_Task instructions_:
Can you give all the records again without altering a single character?

_Records shown_:
■ ■ ■ ■ ■ ■ ■

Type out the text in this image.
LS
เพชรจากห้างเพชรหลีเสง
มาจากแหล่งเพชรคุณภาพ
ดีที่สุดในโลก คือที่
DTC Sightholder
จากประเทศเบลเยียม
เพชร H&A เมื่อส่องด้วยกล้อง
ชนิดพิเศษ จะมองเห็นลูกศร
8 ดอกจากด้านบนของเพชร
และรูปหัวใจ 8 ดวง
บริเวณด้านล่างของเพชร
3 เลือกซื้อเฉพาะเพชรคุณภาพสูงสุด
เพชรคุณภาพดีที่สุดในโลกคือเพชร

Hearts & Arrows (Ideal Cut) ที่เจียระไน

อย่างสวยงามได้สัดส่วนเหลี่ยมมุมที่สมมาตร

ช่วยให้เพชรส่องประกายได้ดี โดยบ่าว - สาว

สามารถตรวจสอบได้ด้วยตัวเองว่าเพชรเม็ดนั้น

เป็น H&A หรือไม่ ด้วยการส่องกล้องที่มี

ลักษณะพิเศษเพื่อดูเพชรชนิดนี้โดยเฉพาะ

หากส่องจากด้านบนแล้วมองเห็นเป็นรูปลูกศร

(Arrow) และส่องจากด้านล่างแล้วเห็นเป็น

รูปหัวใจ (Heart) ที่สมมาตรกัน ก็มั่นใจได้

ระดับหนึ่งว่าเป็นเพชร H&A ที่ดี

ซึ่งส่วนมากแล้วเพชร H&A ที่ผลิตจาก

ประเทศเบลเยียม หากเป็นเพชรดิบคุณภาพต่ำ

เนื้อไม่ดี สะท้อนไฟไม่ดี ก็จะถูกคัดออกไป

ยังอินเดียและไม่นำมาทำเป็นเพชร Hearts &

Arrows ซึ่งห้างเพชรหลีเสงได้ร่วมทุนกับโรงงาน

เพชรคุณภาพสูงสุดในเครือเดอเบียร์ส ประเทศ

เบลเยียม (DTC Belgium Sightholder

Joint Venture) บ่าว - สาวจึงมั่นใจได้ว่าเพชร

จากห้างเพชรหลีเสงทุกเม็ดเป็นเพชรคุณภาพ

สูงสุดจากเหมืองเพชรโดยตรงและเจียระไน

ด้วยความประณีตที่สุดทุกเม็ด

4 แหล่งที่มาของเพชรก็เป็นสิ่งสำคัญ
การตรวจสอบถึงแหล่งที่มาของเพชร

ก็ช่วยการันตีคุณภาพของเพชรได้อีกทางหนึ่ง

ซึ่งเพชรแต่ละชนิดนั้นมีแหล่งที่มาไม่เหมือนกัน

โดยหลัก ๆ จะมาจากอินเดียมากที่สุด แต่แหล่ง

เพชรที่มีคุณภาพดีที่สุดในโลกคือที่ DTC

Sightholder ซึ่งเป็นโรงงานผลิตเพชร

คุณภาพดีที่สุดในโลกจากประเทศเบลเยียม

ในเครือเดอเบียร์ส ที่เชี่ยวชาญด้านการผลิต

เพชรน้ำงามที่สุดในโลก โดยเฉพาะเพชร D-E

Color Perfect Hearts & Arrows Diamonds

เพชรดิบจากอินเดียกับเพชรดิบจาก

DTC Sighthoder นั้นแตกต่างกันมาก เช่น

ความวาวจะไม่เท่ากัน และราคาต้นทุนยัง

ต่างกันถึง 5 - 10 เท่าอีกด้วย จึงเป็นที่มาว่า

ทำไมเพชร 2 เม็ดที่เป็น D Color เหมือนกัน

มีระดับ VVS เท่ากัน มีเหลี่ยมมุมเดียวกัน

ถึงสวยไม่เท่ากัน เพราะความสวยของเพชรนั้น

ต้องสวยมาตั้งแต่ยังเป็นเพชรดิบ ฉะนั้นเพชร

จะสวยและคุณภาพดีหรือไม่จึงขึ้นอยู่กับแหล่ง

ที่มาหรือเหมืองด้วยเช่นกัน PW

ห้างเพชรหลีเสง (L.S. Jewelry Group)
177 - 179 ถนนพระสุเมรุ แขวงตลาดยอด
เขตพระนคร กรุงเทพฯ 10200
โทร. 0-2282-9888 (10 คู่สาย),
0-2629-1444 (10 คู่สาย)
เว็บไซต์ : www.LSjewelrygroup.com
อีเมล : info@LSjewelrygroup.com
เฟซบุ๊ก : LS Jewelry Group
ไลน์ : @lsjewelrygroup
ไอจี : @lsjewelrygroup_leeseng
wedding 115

■ ■ ■ ■ ■ ■ ■

_The result_:
Type out the text in this image.
LS
เพชรจากห้างเพชรหลีเสง
มาจากแหล่งเพชรคุณภาพ
ดีที่สุดในโลก คือที่
DTC Sightholder
จากประเทศเบลเยียม
เพชร H&A เมื่อส่องด้วยกล้อง
ชนิดพิเศษ จะมองเห็นลูกศร
8 ดอกจากด้านบนของเพชร
และรูปหัวใจ 8 ดวง
บริเวณด้านล่างของเพชร
3 เลือกซื้อเฉพาะเพชรคุณภาพสูงสุด
เพชรคุณภาพดีที่สุดในโลกคือเพชร

Hearts & Arrows (Ideal Cut) ที่เจียระไน

อย่างสวยงามได้สัดส่วนเหลี่ยมมุมที่สมมาตร

ช่วยให้เพชรส่องประกายได้ดี โดยบ่าว - สาว

สามารถตรวจสอบได้ด้วยตัวเองว่าเพชรเม็ดนั้น

เป็น H&A หรือไม่ ด้วยการส่องกล้องที่มี

ลักษณะพิเศษเพื่อดูเพชรชนิดนี้โดยเฉพาะ

หากส่องจากด้านบนแล้วมองเห็นเป็นรูปลูกศร

(Arrow) และส่องจากด้านล่างแล้วเห็นเป็น

รูปหัวใจ (Heart) ที่สมมาตรกัน ก็มั่นใจได้

ระดับหนึ่งว่าเป็นเพชร H&A ที่ดี

ซึ่งส่วนมากแล้วเพชร H&A ที่ผลิตจาก

ประเทศเบลเยียม หากเป็นเพชรดิบคุณภาพต่ำ

เนื้อไม่ดี สะท้อนไฟไม่ดี ก็จะถูกคัดออกไป

ยังอินเดียและไม่นำมาทำเป็นเพชร Hearts &

Arrows ซึ่งห้างเพชรหลีเสงได้ร่วมทุนกับโรงงาน

เพชรคุณภาพสูงสุดในเครือเดอเบียร์ส ประเทศ

เบลเยียม (DTC Belgium Sightholder

Joint Venture) บ่าว - สาวจึงมั่นใจได้ว่าเพชร

จากห้างเพชรหลีเสงทุกเม็ดเป็นเพชรคุณภาพ

สูงสุดจากเหมืองเพชรโดยตรงและเจียระไน

ด้วยความประณีตที่สุดทุกเม็ด

4 แหล่งที่มาของเพชรก็เป็นสิ่งสำคัญ
การตรวจสอบถึงแหล่งที่มาของเพชร

ก็ช่วยการันตีคุณภาพของเพชรได้อีกทางหนึ่ง

ซึ่งเพชรแต่ละชนิดนั้นมีแหล่งที่มาไม่เหมือนกัน

โดยหลัก ๆ จะมาจากอินเดียมากที่สุด แต่แหล่ง

เพชรที่มีคุณภาพดีที่สุดในโลกคือที่ DTC

Sightholder ซึ่งเป็นโรงงานผลิตเพชร

คุณภาพดีที่สุดในโลกจากประเทศเบลเยียม

ในเครือเดอเบียร์ส ที่เชี่ยวชาญด้านการผลิต

เพชรน้ำงามที่สุดในโลก โดยเฉพาะเพชร D-E

Color Perfect Hearts & Arrows Diamonds

เพชรดิบจากอินเดียกับเพชรดิบจาก

DTC Sighthoder นั้นแตกต่างกันมาก เช่น

ความวาวจะไม่เท่ากัน และราคาต้นทุนยัง

ต่างกันถึง 5 - 10 เท่าอีกด้วย จึงเป็นที่มาว่า

ทำไมเพชร 2 เม็ดที่เป็น D Color เหมือนกัน

มีระดับ VVS เท่ากัน มีเหลี่ยมมุมเดียวกัน

ถึงสวยไม่เท่ากัน เพราะความสวยของเพชรนั้น

ต้องสวยมาตั้งแต่ยังเป็นเพชรดิบ ฉะนั้นเพชร

จะสวยและคุณภาพดีหรือไม่จึงขึ้นอยู่กับแหล่ง

ที่มาหรือเหมืองด้วยเช่นกัน PW

ห้างเพชรหลีเสง (L.S. Jewelry Group)
177 - 179 ถนนพระสุเมรุ แขวงตลาดยอด
เขตพระนคร กรุงเทพฯ 10200
โทร. 0-2282-9888 (10 คู่สาย),
0-2629-1444 (10 คู่สาย)
เว็บไซต์ : www.LSjewelrygroup.com
อีเมล : info@LSjewelrygroup.com
เฟซบุ๊ก : LS Jewelry Group
ไลน์ : @lsjewelrygroup
ไอจี : @lsjewelrygroup_leeseng
wedding 115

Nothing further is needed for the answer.